▶ [Problem statement]: Please retype, character for character, the rows from the very first one below through the row containing "value-label: 67.3% (542, 218, 593, 238)", both included.
((
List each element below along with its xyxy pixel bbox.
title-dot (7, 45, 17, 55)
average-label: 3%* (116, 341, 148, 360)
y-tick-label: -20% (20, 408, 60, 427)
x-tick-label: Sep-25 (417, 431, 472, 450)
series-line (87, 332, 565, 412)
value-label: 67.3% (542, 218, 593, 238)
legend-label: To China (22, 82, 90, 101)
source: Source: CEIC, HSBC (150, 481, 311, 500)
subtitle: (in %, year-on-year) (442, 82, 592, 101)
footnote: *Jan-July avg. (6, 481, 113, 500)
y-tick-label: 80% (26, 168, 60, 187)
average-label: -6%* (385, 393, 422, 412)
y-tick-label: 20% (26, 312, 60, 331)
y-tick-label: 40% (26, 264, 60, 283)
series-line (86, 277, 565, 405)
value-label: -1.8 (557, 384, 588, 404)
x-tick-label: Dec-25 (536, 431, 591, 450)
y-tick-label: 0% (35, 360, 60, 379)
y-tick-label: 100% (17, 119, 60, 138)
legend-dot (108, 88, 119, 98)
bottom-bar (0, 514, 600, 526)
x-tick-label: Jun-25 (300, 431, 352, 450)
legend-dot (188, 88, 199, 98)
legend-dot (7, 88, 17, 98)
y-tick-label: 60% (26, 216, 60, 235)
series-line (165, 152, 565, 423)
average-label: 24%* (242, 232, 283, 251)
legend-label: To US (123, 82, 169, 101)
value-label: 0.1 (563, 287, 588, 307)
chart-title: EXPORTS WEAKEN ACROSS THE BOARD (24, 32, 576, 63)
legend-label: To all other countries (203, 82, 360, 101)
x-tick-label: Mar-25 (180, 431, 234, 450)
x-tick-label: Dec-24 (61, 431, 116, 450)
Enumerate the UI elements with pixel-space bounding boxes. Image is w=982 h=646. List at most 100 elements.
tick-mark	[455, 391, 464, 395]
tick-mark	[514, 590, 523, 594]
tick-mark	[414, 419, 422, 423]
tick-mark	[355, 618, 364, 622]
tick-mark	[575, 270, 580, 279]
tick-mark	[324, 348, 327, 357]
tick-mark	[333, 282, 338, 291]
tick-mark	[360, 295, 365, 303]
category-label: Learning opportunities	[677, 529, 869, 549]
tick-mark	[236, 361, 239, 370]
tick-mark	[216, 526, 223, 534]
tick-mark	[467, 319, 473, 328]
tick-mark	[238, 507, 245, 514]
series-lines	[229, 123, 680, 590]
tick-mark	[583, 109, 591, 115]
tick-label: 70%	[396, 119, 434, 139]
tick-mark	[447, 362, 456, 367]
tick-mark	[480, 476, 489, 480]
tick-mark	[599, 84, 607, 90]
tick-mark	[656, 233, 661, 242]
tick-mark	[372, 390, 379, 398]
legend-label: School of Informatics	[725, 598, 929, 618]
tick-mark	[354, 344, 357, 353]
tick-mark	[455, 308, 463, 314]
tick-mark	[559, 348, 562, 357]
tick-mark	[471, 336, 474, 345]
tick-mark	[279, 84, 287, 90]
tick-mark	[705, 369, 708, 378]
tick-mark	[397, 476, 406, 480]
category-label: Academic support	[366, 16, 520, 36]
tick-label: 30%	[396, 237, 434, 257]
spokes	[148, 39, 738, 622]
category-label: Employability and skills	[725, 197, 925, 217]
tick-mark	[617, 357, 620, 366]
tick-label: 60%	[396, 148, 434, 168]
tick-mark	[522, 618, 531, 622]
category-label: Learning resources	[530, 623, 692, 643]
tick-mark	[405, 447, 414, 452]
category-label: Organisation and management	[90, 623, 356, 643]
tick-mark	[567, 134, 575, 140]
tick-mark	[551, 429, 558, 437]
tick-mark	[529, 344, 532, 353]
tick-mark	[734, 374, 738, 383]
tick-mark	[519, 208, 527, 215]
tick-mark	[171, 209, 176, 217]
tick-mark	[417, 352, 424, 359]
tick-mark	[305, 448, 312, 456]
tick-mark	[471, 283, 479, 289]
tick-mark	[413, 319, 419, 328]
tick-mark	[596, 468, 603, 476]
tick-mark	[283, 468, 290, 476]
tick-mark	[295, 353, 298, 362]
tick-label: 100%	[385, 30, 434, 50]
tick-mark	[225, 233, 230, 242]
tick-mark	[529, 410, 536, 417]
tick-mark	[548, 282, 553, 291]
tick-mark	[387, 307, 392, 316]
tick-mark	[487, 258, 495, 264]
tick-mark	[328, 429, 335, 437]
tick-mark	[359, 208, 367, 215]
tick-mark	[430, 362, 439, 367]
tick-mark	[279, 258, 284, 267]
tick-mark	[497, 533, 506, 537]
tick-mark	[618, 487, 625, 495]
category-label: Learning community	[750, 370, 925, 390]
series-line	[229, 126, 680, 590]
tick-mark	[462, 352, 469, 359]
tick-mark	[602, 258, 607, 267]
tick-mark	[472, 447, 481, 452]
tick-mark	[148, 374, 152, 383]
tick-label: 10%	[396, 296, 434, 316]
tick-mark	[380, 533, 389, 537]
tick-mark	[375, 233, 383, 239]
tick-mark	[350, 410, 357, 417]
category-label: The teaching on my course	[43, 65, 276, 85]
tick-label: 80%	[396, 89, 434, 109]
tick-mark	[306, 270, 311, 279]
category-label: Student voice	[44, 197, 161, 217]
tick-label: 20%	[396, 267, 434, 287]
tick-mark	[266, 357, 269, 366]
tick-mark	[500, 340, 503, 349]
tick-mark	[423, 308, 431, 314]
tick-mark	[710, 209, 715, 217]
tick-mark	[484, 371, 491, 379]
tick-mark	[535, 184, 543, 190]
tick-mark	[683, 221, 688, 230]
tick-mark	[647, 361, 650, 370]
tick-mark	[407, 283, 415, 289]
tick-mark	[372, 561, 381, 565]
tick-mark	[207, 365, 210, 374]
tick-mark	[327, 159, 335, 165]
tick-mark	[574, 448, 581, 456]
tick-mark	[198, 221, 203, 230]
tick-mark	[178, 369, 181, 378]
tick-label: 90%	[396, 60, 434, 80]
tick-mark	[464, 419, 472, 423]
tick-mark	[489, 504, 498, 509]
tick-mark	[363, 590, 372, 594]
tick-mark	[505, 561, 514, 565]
))
▶ [Output of the exercise]:
List each element below along with its xyxy pixel bbox.
title-dot (7, 45, 17, 55)
average-label: 3%* (116, 341, 148, 360)
y-tick-label: -20% (20, 408, 60, 427)
x-tick-label: Sep-25 (417, 431, 472, 450)
series-line (87, 332, 565, 412)
value-label: 67.3% (542, 218, 593, 238)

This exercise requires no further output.